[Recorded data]
* begin *

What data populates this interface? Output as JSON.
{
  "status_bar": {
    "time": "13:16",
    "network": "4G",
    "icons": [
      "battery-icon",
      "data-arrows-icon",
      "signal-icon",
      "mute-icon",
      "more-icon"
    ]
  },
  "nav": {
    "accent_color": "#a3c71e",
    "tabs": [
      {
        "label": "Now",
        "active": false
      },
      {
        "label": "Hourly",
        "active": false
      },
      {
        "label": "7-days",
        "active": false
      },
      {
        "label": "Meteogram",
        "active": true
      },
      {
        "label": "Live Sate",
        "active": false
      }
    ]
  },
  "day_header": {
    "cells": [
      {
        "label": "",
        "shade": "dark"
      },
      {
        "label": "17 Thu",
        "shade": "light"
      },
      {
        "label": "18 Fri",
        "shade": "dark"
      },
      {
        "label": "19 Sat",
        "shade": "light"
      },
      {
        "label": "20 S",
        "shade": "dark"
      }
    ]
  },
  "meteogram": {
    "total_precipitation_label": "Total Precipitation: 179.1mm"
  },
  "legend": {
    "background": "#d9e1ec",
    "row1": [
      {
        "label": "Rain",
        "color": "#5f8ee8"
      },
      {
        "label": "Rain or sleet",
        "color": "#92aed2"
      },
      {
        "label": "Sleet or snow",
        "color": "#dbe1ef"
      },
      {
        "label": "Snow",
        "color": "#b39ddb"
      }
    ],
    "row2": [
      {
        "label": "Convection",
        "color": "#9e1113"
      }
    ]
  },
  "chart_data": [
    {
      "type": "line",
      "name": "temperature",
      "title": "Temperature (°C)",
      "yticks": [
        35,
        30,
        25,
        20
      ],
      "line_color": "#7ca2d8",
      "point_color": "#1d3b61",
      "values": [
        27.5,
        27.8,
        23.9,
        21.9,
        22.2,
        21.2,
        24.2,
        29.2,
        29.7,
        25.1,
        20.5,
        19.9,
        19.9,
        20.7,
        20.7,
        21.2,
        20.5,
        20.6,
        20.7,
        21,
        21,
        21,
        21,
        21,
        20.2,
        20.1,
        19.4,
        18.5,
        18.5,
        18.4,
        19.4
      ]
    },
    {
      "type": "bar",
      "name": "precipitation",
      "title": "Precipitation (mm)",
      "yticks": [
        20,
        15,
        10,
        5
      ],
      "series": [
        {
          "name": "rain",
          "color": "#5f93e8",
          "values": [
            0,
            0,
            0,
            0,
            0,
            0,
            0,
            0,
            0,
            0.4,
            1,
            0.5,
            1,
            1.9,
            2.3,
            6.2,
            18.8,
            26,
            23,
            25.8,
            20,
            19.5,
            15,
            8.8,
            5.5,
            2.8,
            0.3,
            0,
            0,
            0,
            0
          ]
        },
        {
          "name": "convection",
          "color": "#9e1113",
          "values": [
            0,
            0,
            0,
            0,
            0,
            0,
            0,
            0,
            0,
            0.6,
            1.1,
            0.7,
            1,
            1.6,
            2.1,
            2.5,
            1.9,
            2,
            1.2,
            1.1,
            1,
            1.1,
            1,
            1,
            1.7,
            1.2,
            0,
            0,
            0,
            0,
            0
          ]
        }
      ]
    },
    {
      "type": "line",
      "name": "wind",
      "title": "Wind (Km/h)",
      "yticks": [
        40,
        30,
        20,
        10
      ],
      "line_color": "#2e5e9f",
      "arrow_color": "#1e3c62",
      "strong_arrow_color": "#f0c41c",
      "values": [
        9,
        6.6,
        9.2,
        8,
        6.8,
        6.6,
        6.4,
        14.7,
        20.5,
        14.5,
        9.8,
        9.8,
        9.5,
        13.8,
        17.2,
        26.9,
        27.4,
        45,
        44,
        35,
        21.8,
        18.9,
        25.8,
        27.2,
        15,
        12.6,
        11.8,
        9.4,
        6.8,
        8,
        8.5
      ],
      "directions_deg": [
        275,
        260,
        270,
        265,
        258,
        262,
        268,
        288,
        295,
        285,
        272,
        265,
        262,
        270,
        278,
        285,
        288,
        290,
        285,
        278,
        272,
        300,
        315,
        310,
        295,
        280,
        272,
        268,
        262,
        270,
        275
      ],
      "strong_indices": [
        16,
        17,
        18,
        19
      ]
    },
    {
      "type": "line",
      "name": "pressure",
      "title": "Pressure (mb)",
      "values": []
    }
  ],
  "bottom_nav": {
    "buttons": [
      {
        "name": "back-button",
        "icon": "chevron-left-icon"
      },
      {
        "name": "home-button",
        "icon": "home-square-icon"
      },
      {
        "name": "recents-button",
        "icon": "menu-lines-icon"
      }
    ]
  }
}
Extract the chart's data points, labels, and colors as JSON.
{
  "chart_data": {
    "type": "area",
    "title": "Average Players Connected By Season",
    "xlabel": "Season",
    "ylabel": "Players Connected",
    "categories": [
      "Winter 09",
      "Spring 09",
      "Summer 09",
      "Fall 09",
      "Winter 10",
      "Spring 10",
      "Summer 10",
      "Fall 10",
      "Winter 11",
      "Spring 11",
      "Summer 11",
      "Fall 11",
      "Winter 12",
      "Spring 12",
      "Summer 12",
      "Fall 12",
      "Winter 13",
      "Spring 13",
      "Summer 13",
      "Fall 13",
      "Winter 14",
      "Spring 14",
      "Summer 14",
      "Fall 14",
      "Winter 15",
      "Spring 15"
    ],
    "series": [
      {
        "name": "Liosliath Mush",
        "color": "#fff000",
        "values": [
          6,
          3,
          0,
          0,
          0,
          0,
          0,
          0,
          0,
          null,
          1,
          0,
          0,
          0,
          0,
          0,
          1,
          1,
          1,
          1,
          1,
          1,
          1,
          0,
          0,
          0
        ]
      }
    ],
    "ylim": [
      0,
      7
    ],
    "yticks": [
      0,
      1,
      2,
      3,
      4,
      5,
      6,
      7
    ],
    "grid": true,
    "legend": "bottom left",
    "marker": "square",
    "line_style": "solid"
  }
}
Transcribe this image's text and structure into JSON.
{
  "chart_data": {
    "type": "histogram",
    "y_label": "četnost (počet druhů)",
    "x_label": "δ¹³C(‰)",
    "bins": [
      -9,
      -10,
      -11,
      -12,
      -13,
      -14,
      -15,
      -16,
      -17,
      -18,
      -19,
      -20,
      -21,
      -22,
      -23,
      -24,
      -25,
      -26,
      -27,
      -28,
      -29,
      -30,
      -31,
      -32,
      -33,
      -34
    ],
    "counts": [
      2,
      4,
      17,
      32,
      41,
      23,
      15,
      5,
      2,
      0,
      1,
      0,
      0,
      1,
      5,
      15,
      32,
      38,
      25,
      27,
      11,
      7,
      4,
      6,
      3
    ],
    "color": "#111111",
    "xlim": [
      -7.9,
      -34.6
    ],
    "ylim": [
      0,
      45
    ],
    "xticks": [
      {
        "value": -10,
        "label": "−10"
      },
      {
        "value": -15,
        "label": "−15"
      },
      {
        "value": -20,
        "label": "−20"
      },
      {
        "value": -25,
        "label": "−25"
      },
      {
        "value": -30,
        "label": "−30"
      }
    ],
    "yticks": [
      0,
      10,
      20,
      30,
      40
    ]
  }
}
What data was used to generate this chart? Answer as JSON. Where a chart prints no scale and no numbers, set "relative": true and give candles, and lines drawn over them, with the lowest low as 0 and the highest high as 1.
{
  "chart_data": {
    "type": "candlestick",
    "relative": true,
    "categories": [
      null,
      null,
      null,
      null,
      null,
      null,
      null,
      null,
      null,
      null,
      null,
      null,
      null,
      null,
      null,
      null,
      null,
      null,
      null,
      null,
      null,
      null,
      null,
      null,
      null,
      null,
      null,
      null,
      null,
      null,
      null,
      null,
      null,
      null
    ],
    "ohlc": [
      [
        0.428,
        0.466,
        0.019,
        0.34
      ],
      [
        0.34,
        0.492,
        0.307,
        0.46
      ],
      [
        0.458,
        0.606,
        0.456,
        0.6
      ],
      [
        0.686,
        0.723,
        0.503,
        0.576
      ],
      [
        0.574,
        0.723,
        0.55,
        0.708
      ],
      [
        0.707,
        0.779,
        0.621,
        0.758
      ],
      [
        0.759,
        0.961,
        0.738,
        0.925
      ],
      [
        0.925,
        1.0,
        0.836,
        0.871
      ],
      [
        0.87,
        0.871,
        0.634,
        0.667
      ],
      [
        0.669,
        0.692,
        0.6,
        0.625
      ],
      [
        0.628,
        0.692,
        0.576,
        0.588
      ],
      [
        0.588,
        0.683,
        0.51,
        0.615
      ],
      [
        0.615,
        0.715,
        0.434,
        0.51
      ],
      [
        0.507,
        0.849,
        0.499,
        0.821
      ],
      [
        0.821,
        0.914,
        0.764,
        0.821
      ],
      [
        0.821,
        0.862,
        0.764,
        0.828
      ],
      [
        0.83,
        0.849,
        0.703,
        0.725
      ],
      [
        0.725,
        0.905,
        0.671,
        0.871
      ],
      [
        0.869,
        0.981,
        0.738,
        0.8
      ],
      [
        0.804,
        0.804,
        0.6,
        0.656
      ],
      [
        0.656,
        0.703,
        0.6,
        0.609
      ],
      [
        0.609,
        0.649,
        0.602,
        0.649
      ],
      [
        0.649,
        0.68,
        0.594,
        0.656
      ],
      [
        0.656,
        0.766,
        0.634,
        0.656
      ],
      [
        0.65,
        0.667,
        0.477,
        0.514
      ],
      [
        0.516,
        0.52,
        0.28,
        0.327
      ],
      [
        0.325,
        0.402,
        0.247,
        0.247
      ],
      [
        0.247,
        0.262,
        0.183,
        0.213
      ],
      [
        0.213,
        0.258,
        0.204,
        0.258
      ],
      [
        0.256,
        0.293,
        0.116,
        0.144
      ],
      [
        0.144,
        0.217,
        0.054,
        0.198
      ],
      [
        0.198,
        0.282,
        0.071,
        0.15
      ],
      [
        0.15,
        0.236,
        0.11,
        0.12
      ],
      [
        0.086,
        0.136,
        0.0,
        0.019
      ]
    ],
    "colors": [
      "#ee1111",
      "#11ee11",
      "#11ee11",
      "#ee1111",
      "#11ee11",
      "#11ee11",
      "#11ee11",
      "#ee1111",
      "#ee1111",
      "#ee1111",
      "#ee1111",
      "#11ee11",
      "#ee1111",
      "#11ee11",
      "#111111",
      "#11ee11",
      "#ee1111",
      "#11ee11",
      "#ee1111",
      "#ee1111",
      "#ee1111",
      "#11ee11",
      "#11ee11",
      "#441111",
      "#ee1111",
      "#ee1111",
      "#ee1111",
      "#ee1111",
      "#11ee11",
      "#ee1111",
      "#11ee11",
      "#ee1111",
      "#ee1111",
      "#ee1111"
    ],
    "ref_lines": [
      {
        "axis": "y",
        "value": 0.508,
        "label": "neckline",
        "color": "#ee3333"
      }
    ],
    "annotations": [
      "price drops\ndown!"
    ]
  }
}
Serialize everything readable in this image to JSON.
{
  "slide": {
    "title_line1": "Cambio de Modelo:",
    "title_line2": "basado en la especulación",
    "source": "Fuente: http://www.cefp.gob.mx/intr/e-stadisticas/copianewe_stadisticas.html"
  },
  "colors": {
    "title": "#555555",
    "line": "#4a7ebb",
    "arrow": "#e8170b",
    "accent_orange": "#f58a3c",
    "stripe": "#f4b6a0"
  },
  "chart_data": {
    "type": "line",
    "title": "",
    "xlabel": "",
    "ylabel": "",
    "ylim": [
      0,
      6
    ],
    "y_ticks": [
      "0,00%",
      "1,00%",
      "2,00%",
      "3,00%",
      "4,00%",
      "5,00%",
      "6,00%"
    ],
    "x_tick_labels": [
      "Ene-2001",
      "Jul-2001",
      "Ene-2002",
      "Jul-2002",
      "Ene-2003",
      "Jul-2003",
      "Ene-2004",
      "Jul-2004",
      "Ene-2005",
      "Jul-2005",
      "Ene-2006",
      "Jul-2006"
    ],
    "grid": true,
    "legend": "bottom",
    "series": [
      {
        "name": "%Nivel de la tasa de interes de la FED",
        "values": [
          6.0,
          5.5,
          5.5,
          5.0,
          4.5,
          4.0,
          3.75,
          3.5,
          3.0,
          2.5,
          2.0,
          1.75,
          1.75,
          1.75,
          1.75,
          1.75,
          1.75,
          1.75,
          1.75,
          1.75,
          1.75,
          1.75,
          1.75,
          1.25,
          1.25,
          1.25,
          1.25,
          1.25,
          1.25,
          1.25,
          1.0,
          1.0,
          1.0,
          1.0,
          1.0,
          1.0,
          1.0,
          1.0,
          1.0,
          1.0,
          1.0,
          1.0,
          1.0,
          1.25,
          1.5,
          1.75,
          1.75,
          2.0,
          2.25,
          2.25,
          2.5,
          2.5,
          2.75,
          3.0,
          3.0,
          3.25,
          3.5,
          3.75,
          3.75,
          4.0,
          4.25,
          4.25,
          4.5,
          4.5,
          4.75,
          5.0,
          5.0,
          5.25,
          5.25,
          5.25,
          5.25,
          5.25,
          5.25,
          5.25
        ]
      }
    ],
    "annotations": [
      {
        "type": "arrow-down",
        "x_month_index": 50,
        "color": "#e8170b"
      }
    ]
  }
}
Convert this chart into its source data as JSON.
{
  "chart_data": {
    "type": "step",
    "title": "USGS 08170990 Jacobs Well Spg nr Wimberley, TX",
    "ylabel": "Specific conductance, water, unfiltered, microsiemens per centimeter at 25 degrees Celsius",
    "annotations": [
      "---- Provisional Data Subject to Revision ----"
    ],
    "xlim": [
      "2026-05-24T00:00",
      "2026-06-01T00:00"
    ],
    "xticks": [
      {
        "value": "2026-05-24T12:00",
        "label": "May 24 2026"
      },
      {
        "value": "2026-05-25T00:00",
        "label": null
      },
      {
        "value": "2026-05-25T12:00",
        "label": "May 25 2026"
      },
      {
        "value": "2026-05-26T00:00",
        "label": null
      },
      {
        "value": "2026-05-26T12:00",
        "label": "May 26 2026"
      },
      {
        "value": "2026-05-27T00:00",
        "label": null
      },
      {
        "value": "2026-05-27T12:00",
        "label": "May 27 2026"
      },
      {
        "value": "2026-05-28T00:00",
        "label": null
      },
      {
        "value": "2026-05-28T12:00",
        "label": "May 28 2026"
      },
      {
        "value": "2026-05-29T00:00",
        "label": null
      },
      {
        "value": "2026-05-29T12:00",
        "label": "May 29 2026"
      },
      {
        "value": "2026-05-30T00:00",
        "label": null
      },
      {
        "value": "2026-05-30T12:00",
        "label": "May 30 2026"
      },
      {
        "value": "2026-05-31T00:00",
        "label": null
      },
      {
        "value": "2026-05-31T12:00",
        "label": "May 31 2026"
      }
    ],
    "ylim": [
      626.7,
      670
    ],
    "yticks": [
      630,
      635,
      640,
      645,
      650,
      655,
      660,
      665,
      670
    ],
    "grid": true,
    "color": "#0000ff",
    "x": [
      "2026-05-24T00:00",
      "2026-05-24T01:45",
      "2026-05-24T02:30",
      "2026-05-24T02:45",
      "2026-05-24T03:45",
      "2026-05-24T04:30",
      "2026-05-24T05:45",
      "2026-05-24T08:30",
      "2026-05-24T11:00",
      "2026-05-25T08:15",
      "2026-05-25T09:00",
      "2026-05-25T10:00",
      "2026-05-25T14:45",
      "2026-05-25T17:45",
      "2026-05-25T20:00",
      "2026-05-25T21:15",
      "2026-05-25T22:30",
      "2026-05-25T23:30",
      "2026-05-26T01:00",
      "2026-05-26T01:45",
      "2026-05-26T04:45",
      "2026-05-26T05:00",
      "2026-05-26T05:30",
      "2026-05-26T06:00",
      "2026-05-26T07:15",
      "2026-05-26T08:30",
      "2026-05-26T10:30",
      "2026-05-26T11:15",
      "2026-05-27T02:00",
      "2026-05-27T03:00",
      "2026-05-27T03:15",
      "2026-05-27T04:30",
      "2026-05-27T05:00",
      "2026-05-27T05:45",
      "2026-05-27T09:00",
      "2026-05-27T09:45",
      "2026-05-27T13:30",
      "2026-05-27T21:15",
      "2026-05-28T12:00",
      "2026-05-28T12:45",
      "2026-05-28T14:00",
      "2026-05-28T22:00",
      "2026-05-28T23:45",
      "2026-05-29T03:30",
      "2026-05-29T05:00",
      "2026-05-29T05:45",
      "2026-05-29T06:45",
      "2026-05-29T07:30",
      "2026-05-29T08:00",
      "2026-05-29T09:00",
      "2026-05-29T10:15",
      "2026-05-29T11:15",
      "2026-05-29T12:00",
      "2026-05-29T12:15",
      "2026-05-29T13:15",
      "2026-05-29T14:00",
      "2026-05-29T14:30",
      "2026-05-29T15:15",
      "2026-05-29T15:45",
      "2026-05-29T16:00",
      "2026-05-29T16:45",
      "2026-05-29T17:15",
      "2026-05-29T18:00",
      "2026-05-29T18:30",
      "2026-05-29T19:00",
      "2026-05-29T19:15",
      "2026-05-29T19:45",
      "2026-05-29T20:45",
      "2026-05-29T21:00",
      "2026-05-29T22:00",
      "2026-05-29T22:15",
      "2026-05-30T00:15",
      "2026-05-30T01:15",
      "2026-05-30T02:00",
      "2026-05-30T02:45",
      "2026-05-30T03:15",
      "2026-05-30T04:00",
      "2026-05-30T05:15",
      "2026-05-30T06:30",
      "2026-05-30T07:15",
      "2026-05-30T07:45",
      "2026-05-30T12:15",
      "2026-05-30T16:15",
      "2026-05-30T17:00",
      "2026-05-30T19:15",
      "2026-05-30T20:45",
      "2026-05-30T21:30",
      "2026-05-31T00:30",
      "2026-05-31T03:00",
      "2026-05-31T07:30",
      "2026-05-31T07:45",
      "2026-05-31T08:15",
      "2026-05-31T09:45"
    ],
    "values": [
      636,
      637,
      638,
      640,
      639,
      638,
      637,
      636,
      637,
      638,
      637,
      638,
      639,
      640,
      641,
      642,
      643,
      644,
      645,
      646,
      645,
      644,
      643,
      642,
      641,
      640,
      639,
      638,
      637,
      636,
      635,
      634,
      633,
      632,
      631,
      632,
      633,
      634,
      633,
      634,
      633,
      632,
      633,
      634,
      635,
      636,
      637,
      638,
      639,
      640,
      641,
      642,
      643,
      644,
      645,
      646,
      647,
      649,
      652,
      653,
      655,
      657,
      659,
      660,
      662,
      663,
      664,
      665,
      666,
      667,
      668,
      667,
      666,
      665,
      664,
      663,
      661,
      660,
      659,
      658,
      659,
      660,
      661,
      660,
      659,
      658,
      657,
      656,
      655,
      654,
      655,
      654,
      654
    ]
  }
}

* end *

#### OBJECTIVE:
Gather each line in these records that contains the string "What".

#### OUTPUT OF THE EXERCISE:
What data populates this interface? Output as JSON.
What data was used to generate this chart? Answer as JSON. Where a chart prints no scale and no numbers, set "relative": true and give candles, and lines drawn over them, with the lowest low as 0 and the highest high as 1.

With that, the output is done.